■ Dataset records on visual material:
::::::::::

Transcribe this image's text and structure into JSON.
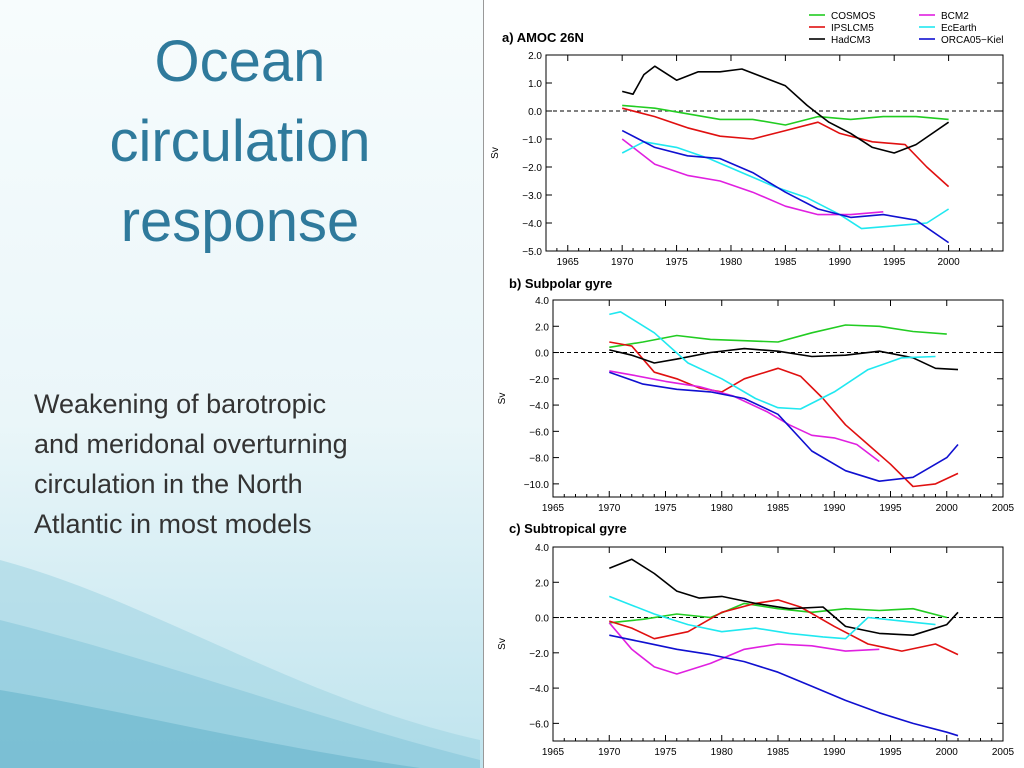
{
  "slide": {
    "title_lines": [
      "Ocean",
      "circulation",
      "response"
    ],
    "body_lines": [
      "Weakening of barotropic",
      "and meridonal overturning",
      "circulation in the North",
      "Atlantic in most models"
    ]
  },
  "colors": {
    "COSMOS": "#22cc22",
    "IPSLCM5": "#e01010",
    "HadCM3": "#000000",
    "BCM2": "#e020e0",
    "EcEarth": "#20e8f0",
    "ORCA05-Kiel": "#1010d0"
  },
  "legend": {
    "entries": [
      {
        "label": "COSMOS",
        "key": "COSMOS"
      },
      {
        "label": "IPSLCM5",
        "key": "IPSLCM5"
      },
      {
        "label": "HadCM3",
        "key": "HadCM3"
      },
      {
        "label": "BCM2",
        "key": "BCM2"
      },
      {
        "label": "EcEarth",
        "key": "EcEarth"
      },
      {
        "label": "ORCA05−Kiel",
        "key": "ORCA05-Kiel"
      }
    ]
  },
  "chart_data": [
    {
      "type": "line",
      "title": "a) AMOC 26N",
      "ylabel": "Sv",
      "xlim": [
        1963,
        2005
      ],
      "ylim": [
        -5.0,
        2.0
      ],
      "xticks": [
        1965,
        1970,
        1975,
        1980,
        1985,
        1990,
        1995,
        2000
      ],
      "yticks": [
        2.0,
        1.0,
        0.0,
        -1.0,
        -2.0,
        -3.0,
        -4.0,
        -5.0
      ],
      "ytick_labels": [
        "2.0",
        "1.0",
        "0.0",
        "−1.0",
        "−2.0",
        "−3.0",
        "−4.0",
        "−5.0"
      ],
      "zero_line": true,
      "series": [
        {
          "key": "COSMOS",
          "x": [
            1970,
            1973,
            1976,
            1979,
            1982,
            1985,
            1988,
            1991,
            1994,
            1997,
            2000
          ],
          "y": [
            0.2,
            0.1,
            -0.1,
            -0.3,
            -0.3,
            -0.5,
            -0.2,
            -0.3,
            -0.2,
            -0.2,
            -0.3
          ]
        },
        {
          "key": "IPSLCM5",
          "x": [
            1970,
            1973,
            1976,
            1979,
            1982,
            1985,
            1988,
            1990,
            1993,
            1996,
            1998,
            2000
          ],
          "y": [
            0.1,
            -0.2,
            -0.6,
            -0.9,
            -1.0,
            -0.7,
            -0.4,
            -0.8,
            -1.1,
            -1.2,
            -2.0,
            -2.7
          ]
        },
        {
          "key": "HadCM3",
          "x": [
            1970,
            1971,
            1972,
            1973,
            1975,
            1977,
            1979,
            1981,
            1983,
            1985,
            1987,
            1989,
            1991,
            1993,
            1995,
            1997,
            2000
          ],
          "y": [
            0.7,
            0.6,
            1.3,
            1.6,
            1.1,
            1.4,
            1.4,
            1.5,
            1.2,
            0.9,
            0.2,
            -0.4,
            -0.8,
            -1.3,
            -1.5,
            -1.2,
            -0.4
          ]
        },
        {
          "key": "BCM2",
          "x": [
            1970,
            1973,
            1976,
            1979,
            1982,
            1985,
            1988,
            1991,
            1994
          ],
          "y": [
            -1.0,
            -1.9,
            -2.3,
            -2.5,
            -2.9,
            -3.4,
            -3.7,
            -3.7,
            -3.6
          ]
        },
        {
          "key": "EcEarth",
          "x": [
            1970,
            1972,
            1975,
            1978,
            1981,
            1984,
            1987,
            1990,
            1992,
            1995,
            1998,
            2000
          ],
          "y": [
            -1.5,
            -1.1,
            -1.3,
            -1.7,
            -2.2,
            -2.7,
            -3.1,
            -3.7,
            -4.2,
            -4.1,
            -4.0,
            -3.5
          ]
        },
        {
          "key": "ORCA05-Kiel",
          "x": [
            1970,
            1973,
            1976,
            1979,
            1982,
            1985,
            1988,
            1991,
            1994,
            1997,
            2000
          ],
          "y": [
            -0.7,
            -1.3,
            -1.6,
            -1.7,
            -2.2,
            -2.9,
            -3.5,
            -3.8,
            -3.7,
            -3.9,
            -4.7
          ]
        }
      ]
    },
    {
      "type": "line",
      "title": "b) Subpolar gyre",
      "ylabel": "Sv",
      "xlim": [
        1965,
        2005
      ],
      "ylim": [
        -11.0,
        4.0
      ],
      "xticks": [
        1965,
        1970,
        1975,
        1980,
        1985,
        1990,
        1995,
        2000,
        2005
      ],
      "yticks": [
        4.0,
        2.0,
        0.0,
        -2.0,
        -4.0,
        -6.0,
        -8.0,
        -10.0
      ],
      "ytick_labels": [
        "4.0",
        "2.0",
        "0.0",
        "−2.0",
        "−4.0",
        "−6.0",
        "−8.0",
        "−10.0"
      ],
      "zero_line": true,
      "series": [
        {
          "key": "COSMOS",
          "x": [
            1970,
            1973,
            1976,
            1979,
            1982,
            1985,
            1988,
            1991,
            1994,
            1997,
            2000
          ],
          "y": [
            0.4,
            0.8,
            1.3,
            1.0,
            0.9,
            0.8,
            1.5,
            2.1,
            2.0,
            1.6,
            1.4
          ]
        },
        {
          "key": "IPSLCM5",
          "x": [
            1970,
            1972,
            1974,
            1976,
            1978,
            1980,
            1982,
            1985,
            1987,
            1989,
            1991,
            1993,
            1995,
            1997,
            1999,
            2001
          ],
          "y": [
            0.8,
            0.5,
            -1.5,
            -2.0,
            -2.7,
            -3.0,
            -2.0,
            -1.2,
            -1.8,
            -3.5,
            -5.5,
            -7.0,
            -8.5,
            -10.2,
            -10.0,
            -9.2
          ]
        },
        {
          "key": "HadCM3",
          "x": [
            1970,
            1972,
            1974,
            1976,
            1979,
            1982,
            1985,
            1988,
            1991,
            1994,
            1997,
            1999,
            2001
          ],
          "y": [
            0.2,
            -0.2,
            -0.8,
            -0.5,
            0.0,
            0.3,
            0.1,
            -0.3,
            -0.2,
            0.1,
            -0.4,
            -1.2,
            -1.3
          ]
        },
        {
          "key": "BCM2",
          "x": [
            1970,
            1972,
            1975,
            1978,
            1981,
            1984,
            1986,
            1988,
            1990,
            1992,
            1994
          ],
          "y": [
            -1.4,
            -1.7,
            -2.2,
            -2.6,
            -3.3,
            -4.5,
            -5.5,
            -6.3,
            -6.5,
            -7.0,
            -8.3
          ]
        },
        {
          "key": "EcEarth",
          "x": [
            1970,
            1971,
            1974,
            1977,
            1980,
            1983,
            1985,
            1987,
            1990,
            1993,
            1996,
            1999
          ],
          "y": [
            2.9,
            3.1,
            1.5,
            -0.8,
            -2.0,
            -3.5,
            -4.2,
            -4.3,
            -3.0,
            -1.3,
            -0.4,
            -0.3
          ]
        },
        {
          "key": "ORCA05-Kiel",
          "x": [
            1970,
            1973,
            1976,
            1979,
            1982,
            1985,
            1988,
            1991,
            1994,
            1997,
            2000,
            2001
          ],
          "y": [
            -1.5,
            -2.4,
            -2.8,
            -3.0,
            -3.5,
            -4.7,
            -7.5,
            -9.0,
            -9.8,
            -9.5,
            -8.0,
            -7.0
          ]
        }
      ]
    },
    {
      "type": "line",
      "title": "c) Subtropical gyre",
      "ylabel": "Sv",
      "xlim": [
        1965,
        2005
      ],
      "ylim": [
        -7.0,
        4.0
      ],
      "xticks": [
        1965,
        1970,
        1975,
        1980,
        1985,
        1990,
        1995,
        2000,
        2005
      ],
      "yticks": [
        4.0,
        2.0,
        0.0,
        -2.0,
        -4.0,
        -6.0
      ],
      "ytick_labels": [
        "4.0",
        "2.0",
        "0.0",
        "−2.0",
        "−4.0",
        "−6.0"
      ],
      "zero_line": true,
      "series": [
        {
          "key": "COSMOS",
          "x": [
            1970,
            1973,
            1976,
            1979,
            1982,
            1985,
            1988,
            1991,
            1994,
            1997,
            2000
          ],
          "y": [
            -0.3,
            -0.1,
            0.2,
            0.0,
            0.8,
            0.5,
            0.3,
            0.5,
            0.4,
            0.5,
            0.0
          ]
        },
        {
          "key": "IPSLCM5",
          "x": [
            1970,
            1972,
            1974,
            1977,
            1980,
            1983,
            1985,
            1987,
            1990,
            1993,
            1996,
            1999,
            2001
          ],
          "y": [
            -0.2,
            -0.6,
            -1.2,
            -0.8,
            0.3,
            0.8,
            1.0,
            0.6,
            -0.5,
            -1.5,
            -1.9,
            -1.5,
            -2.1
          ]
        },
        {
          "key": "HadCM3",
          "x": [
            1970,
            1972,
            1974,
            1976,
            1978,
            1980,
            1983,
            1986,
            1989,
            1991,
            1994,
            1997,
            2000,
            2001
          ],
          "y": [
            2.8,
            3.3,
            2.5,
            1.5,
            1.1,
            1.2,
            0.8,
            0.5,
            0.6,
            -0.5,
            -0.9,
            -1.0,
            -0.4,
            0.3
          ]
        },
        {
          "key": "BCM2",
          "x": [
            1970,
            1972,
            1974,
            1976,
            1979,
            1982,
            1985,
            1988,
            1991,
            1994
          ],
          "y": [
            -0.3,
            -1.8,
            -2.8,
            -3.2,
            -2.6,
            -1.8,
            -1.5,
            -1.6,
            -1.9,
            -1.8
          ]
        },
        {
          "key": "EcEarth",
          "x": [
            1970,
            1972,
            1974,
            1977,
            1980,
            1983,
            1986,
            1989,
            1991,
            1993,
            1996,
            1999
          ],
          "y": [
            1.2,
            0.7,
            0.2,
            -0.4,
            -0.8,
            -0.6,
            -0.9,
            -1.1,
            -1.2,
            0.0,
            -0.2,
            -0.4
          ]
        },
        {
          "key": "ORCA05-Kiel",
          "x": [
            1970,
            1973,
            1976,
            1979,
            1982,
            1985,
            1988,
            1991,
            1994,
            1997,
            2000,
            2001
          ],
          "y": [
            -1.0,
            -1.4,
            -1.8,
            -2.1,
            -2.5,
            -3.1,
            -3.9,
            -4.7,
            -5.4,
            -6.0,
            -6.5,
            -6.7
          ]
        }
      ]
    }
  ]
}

::::::::::

■ Given request: Among the entries above, identify all lines with "circulation" and copy them.

■ Written reply:
      "circulation",
      "circulation in the North",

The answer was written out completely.